Written problem: Pull every line containing "xlabel" from the entries.

..........

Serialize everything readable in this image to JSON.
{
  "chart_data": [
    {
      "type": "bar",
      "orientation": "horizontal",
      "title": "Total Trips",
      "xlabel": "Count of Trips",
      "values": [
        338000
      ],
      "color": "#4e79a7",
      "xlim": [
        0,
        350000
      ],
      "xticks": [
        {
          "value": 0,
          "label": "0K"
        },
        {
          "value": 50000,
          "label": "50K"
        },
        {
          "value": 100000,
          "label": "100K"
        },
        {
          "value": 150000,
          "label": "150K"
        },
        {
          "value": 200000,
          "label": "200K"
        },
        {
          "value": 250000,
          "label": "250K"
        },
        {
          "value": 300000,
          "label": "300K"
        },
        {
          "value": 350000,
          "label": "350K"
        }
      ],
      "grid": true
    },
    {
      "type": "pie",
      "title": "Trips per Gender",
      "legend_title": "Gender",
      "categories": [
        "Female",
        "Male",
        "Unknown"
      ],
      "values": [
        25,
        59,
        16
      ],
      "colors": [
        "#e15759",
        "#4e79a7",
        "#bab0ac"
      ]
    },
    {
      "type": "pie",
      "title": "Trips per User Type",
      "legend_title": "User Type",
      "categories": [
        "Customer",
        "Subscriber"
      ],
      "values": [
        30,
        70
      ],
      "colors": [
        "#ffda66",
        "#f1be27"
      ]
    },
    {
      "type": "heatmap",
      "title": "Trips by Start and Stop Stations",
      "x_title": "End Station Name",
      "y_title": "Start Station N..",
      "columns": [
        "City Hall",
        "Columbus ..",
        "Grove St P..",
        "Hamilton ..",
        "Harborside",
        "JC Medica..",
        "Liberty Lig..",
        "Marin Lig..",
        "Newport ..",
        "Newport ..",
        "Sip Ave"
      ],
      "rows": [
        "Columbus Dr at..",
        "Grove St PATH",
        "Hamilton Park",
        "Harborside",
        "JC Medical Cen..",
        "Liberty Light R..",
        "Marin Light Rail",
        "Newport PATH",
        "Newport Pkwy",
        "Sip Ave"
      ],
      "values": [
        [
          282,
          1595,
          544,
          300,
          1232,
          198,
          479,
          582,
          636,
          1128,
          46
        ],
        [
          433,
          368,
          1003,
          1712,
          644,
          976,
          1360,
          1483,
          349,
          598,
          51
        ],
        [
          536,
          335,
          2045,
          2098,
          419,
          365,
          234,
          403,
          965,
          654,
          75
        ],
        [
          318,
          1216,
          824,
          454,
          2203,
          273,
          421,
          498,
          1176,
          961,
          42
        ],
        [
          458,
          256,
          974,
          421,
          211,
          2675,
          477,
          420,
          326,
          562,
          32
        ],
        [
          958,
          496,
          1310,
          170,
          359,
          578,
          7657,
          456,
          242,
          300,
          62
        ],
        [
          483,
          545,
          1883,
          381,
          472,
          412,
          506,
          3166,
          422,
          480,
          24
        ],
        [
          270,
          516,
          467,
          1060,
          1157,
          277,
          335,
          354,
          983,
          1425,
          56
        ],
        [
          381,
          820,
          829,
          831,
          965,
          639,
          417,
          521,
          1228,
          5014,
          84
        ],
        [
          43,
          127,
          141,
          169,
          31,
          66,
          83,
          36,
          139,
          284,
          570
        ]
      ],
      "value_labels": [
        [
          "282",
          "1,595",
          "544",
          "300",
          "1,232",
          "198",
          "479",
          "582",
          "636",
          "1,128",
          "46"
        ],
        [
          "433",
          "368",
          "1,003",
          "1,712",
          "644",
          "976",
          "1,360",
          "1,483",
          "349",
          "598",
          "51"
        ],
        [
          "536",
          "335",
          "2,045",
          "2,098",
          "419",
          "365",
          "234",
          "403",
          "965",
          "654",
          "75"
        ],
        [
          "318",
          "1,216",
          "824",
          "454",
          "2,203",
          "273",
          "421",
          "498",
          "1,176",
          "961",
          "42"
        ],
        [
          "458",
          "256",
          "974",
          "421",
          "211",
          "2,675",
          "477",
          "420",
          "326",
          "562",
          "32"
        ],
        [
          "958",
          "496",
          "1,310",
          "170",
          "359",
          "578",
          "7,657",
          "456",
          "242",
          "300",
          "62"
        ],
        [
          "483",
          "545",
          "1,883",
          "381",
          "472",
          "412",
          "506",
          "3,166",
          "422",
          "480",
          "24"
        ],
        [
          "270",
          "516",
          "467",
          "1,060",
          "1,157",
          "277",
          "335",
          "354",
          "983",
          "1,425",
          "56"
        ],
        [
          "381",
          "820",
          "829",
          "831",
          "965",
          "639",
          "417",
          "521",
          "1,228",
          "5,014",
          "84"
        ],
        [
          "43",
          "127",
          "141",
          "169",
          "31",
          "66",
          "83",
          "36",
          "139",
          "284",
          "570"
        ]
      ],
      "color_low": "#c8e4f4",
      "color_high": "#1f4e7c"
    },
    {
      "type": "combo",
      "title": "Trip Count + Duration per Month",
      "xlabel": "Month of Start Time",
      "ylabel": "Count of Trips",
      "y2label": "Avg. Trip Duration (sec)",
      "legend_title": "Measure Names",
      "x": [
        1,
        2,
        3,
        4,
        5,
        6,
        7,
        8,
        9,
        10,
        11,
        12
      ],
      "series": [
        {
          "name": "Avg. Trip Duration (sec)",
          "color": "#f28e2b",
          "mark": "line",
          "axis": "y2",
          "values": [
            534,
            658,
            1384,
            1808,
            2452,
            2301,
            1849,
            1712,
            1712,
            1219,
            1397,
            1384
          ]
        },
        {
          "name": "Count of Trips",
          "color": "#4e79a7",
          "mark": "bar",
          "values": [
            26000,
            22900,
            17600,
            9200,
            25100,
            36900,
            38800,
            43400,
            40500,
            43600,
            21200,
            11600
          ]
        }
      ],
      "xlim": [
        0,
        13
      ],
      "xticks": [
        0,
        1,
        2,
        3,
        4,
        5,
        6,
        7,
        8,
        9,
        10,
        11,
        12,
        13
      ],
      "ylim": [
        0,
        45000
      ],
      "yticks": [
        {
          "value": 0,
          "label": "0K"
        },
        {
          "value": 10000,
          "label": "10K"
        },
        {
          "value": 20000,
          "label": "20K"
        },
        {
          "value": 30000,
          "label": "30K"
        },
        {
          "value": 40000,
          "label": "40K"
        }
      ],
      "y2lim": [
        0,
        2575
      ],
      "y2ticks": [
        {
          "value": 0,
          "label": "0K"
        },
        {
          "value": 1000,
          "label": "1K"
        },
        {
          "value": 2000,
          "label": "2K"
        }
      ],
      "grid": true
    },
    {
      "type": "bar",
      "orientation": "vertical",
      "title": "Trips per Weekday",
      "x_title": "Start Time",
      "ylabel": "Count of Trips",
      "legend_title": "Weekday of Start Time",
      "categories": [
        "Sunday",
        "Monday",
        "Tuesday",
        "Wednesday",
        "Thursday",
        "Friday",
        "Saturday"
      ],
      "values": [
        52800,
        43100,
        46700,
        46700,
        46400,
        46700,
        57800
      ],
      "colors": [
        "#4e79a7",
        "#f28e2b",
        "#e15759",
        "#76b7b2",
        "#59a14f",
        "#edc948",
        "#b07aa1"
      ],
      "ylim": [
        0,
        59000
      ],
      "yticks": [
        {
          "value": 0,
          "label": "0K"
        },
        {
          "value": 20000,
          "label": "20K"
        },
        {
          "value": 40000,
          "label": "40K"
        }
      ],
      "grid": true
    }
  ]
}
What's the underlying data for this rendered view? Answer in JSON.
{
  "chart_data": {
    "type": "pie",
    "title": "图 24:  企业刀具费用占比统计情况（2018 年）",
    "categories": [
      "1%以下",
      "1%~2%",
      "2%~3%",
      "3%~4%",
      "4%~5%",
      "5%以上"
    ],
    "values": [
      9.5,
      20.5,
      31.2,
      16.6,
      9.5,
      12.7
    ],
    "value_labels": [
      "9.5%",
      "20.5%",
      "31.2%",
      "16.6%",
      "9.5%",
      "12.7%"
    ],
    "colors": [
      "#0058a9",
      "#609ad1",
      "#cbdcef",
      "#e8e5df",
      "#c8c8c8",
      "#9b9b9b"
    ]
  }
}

..........

Exercise output:
      "xlabel": "Count of Trips",
      "xlabel": "Month of Start Time",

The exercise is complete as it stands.